**GOAL:**
Reproduce the data in its entirety, exactly as supplied.

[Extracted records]
**********

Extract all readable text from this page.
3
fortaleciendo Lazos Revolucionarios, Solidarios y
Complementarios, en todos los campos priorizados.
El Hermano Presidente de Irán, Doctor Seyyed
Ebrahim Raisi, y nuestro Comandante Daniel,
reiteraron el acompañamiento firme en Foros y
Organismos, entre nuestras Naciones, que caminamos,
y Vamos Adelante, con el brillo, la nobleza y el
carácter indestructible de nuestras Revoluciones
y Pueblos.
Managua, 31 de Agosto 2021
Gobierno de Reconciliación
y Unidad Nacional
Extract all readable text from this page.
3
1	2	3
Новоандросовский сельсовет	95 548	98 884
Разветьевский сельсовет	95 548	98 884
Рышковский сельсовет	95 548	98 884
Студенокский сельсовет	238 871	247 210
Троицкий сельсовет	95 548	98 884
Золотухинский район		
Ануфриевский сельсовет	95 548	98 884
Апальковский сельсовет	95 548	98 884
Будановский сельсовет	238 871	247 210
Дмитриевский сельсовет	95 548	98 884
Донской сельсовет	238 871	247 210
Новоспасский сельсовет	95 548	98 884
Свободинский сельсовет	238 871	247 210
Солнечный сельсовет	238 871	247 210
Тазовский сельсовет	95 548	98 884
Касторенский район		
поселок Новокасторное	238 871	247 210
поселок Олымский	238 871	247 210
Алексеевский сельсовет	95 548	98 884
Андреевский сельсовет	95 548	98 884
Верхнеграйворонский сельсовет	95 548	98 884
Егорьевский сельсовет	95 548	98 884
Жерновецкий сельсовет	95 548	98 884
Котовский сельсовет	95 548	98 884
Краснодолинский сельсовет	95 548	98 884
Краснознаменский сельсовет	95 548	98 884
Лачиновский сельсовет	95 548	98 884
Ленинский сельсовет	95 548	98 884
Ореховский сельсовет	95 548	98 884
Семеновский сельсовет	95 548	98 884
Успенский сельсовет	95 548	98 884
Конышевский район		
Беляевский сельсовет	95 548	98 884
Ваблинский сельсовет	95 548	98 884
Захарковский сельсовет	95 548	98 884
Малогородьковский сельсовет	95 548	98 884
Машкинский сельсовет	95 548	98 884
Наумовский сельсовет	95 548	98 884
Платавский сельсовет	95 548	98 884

**********

**RESPONSE TO THE EXERCISE:**
Extract all readable text from this page.
3
fortaleciendo Lazos Revolucionarios, Solidarios y
Complementarios, en todos los campos priorizados.
El Hermano Presidente de Irán, Doctor Seyyed
Ebrahim Raisi, y nuestro Comandante Daniel,
reiteraron el acompañamiento firme en Foros y
Organismos, entre nuestras Naciones, que caminamos,
y Vamos Adelante, con el brillo, la nobleza y el
carácter indestructible de nuestras Revoluciones
y Pueblos.
Managua, 31 de Agosto 2021
Gobierno de Reconciliación
y Unidad Nacional
Extract all readable text from this page.
3
1	2	3
Новоандросовский сельсовет	95 548	98 884
Разветьевский сельсовет	95 548	98 884
Рышковский сельсовет	95 548	98 884
Студенокский сельсовет	238 871	247 210
Троицкий сельсовет	95 548	98 884
Золотухинский район		
Ануфриевский сельсовет	95 548	98 884
Апальковский сельсовет	95 548	98 884
Будановский сельсовет	238 871	247 210
Дмитриевский сельсовет	95 548	98 884
Донской сельсовет	238 871	247 210
Новоспасский сельсовет	95 548	98 884
Свободинский сельсовет	238 871	247 210
Солнечный сельсовет	238 871	247 210
Тазовский сельсовет	95 548	98 884
Касторенский район		
поселок Новокасторное	238 871	247 210
поселок Олымский	238 871	247 210
Алексеевский сельсовет	95 548	98 884
Андреевский сельсовет	95 548	98 884
Верхнеграйворонский сельсовет	95 548	98 884
Егорьевский сельсовет	95 548	98 884
Жерновецкий сельсовет	95 548	98 884
Котовский сельсовет	95 548	98 884
Краснодолинский сельсовет	95 548	98 884
Краснознаменский сельсовет	95 548	98 884
Лачиновский сельсовет	95 548	98 884
Ленинский сельсовет	95 548	98 884
Ореховский сельсовет	95 548	98 884
Семеновский сельсовет	95 548	98 884
Успенский сельсовет	95 548	98 884
Конышевский район		
Беляевский сельсовет	95 548	98 884
Ваблинский сельсовет	95 548	98 884
Захарковский сельсовет	95 548	98 884
Малогородьковский сельсовет	95 548	98 884
Машкинский сельсовет	95 548	98 884
Наумовский сельсовет	95 548	98 884
Платавский сельсовет	95 548	98 884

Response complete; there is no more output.